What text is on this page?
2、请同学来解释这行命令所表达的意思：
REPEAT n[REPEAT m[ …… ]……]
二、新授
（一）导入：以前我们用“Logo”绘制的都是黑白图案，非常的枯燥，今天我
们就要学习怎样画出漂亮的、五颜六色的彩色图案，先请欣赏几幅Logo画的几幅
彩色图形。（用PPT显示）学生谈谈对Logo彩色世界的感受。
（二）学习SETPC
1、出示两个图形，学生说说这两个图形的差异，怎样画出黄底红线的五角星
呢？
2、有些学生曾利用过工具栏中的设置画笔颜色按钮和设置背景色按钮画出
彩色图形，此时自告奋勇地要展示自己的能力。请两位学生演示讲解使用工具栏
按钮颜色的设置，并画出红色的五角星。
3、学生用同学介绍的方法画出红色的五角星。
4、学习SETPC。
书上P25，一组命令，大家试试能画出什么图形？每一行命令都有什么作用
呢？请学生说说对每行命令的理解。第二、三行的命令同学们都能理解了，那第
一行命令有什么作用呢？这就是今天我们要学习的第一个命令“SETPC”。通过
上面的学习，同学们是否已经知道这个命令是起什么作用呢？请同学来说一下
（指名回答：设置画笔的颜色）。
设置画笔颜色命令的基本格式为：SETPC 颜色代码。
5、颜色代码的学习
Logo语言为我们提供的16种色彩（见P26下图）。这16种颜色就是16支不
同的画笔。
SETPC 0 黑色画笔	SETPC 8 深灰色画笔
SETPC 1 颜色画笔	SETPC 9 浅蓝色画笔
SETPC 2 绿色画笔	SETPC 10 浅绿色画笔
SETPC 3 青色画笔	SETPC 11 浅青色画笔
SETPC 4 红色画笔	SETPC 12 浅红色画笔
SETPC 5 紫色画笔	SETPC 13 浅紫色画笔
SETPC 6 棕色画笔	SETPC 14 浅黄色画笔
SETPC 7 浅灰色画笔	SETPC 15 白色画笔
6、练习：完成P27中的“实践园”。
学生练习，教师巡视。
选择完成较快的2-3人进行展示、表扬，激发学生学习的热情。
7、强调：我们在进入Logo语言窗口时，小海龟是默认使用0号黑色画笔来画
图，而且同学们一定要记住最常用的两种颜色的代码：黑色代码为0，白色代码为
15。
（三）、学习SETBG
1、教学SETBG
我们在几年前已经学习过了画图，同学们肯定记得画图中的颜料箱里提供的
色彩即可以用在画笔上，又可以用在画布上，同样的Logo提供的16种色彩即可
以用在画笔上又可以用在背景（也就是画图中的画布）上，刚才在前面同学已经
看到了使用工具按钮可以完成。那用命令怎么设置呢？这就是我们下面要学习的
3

_ _ _ _

* WORK TO BE COMPLETED *
All of the data shown above must be copied exactly.

* OUTPUT FOR THIS TASK *
What text is on this page?
2、请同学来解释这行命令所表达的意思：
REPEAT n[REPEAT m[ …… ]……]
二、新授
（一）导入：以前我们用“Logo”绘制的都是黑白图案，非常的枯燥，今天我
们就要学习怎样画出漂亮的、五颜六色的彩色图案，先请欣赏几幅Logo画的几幅
彩色图形。（用PPT显示）学生谈谈对Logo彩色世界的感受。
（二）学习SETPC
1、出示两个图形，学生说说这两个图形的差异，怎样画出黄底红线的五角星
呢？
2、有些学生曾利用过工具栏中的设置画笔颜色按钮和设置背景色按钮画出
彩色图形，此时自告奋勇地要展示自己的能力。请两位学生演示讲解使用工具栏
按钮颜色的设置，并画出红色的五角星。
3、学生用同学介绍的方法画出红色的五角星。
4、学习SETPC。
书上P25，一组命令，大家试试能画出什么图形？每一行命令都有什么作用
呢？请学生说说对每行命令的理解。第二、三行的命令同学们都能理解了，那第
一行命令有什么作用呢？这就是今天我们要学习的第一个命令“SETPC”。通过
上面的学习，同学们是否已经知道这个命令是起什么作用呢？请同学来说一下
（指名回答：设置画笔的颜色）。
设置画笔颜色命令的基本格式为：SETPC 颜色代码。
5、颜色代码的学习
Logo语言为我们提供的16种色彩（见P26下图）。这16种颜色就是16支不
同的画笔。
SETPC 0 黑色画笔	SETPC 8 深灰色画笔
SETPC 1 颜色画笔	SETPC 9 浅蓝色画笔
SETPC 2 绿色画笔	SETPC 10 浅绿色画笔
SETPC 3 青色画笔	SETPC 11 浅青色画笔
SETPC 4 红色画笔	SETPC 12 浅红色画笔
SETPC 5 紫色画笔	SETPC 13 浅紫色画笔
SETPC 6 棕色画笔	SETPC 14 浅黄色画笔
SETPC 7 浅灰色画笔	SETPC 15 白色画笔
6、练习：完成P27中的“实践园”。
学生练习，教师巡视。
选择完成较快的2-3人进行展示、表扬，激发学生学习的热情。
7、强调：我们在进入Logo语言窗口时，小海龟是默认使用0号黑色画笔来画
图，而且同学们一定要记住最常用的两种颜色的代码：黑色代码为0，白色代码为
15。
（三）、学习SETBG
1、教学SETBG
我们在几年前已经学习过了画图，同学们肯定记得画图中的颜料箱里提供的
色彩即可以用在画笔上，又可以用在画布上，同样的Logo提供的16种色彩即可
以用在画笔上又可以用在背景（也就是画图中的画布）上，刚才在前面同学已经
看到了使用工具按钮可以完成。那用命令怎么设置呢？这就是我们下面要学习的
3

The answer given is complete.